-- start Record extracts --

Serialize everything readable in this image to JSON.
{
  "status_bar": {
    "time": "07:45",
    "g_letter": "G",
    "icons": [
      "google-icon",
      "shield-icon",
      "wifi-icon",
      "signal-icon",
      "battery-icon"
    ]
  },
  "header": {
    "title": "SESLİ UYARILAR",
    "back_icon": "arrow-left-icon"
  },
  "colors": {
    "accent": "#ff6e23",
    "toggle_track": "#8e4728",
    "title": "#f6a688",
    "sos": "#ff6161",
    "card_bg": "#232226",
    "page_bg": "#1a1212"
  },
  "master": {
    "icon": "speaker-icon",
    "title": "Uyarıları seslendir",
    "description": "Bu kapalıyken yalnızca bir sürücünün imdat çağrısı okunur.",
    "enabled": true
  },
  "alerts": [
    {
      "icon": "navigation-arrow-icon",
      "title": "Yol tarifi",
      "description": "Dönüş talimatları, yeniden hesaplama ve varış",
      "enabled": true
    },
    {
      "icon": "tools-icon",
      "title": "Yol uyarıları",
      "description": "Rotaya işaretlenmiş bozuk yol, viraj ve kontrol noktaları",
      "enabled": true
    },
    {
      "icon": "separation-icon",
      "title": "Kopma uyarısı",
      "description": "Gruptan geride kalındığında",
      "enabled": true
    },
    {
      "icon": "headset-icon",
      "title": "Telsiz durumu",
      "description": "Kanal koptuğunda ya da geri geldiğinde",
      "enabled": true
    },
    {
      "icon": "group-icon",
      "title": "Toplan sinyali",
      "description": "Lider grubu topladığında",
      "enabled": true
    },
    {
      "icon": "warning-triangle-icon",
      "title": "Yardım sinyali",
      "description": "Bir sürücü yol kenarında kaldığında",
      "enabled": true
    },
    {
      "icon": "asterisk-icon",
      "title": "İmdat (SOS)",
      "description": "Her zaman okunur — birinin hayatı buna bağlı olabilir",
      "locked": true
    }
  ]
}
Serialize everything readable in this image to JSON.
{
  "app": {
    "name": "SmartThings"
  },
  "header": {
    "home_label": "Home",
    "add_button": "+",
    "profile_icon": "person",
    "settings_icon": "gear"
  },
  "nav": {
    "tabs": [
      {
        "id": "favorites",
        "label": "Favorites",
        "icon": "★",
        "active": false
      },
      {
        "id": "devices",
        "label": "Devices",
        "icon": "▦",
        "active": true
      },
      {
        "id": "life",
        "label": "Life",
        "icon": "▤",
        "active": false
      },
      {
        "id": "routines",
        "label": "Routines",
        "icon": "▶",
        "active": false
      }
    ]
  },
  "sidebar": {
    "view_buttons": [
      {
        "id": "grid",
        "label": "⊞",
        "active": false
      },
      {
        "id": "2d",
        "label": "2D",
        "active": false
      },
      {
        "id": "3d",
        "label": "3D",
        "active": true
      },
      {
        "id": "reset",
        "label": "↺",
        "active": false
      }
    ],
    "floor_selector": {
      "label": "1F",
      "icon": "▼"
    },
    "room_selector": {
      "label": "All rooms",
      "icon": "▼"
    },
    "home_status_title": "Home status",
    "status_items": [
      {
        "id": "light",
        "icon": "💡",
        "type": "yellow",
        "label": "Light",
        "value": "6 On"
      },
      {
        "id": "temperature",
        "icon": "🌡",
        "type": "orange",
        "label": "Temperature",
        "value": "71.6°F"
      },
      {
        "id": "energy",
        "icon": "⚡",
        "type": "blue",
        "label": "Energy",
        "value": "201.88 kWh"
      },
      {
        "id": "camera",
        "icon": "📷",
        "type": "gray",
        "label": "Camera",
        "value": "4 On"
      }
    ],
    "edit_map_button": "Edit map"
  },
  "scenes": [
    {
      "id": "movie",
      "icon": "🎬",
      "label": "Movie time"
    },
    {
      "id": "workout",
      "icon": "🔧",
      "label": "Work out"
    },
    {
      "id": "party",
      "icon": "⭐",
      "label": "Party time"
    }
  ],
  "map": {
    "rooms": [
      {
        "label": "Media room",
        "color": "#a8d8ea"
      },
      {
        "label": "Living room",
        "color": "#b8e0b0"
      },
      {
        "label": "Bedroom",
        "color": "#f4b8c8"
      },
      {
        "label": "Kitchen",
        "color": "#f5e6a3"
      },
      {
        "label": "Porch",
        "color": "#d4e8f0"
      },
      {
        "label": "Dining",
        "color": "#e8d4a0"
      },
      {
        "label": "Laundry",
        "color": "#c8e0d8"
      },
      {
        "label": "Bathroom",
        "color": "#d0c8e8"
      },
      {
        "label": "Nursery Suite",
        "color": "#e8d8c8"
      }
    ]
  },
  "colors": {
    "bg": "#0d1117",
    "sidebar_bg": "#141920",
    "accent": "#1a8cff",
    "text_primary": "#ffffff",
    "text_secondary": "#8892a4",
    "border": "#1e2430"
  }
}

-- end Record extracts --

-- Required work --
Collect the lines of the records that include the string "okunur".

-- Final result --
    "description": "Bu kapalıyken yalnızca bir sürücünün imdat çağrısı okunur.",
      "description": "Her zaman okunur — birinin hayatı buna bağlı olabilir",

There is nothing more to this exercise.